Exercise objective ->
For each line below that includes the word "complexity", make a copy.

Data shown ->
## start

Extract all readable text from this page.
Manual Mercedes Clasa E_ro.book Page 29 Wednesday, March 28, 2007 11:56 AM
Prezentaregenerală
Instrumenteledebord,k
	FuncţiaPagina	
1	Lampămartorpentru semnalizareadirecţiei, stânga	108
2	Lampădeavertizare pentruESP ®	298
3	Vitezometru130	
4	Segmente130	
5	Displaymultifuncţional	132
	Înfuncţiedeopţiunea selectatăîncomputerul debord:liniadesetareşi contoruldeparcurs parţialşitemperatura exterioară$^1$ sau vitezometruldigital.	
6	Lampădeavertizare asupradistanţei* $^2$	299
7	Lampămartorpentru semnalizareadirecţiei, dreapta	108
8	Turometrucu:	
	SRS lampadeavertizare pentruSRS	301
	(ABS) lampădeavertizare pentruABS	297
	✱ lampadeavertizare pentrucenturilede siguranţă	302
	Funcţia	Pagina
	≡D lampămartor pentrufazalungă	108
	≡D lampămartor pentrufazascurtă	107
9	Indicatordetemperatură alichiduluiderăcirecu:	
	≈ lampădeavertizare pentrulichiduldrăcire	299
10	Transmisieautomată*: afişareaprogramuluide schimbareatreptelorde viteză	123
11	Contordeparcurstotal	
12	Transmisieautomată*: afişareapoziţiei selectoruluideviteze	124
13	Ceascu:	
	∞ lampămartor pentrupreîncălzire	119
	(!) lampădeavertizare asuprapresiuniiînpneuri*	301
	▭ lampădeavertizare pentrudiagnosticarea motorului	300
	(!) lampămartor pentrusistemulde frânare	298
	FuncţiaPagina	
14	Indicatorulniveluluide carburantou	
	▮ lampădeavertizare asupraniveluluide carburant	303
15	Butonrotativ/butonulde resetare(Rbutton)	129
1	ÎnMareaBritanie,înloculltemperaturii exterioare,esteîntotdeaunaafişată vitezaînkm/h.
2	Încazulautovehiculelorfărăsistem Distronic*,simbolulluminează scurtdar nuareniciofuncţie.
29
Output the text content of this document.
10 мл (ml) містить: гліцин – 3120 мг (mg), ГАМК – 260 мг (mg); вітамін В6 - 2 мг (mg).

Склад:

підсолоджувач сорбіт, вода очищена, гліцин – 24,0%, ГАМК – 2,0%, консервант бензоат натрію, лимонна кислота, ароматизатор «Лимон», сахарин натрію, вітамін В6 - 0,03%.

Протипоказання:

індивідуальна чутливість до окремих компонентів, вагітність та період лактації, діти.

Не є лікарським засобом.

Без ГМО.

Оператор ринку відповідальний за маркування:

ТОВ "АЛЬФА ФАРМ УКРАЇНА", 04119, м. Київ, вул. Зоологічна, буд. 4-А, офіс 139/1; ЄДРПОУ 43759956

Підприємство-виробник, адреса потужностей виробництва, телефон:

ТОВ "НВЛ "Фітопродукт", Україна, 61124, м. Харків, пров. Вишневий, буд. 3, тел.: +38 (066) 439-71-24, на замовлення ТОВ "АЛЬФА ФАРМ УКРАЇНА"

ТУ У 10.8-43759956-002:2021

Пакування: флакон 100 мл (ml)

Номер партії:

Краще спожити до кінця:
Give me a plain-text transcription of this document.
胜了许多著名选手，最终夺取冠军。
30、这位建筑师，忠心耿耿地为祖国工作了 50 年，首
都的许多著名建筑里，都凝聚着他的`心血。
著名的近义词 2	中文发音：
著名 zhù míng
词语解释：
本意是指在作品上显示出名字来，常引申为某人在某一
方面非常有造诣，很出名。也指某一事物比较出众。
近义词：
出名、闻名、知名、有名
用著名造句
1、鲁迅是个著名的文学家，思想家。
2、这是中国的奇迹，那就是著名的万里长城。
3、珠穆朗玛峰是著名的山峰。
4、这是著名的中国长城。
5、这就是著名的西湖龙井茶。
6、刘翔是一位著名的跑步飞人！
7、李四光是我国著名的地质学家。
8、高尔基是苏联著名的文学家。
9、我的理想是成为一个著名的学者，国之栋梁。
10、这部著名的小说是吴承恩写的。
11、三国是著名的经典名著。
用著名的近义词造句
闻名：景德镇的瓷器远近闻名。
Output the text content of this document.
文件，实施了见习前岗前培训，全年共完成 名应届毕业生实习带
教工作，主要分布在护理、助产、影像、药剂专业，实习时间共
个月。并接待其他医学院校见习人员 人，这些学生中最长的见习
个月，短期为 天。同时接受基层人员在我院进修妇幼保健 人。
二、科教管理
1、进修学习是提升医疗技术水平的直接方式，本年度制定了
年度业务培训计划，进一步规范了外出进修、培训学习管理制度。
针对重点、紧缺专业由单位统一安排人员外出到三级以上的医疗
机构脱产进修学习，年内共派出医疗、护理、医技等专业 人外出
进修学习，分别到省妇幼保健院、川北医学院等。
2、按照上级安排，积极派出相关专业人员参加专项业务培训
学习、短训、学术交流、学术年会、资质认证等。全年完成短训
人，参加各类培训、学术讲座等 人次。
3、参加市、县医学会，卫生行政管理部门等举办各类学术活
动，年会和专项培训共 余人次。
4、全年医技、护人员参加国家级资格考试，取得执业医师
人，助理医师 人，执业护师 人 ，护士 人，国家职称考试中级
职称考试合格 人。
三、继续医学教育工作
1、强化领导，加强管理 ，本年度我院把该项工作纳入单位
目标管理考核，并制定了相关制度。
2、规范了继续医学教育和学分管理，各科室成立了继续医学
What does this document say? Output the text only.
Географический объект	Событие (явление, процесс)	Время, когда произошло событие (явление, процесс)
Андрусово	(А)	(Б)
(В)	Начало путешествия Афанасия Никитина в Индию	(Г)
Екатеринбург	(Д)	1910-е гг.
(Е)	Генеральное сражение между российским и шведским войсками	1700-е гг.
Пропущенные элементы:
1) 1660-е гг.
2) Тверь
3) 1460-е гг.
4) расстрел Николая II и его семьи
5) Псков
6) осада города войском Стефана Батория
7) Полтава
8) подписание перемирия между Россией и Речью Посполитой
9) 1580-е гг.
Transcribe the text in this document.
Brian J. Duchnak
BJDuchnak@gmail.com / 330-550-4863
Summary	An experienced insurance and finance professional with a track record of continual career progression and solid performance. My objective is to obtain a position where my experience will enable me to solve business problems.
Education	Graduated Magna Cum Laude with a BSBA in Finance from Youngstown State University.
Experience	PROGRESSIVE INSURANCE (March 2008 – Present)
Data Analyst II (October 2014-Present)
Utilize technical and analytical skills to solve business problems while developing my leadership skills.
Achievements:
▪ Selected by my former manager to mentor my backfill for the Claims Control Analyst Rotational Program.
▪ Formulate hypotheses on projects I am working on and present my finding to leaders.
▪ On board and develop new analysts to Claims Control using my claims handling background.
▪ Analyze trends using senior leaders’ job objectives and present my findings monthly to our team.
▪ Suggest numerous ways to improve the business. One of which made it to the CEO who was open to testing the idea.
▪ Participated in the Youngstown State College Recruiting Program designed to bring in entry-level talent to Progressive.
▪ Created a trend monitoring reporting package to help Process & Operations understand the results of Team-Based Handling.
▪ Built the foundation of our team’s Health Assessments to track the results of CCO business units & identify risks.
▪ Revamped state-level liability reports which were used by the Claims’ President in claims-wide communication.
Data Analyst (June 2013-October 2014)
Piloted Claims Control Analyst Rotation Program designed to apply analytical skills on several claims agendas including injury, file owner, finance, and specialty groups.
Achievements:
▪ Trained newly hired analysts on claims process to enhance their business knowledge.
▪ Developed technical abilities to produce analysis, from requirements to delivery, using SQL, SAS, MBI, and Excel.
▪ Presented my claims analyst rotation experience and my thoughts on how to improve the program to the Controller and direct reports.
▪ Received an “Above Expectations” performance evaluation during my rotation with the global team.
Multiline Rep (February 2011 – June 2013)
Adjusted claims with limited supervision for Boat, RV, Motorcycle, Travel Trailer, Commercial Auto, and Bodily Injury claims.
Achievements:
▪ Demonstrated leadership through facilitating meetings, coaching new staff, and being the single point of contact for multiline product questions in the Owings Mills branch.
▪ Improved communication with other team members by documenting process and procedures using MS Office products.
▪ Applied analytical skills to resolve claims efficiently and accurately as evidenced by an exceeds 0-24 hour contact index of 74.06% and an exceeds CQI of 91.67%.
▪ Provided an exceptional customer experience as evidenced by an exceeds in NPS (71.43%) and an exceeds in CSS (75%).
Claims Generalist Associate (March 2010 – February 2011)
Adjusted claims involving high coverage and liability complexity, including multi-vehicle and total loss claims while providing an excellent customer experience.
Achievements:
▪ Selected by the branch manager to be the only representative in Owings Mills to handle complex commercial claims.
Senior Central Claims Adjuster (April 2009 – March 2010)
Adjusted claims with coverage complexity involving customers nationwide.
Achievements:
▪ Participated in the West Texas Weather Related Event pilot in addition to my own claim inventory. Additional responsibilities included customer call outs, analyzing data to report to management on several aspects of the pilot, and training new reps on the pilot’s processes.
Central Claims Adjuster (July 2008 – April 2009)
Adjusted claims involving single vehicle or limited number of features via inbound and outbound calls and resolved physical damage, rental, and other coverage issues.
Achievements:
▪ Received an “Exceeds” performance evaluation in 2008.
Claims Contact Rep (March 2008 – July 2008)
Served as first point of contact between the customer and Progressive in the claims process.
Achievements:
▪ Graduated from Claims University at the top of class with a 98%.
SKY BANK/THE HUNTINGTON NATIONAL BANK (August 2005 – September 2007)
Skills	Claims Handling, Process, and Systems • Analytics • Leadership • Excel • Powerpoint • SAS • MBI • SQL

## end

Result of this exercise ->
Adjusted claims involving high coverage and liability complexity, including multi-vehicle and total loss claims while providing an excellent customer experience.
Adjusted claims with coverage complexity involving customers nationwide.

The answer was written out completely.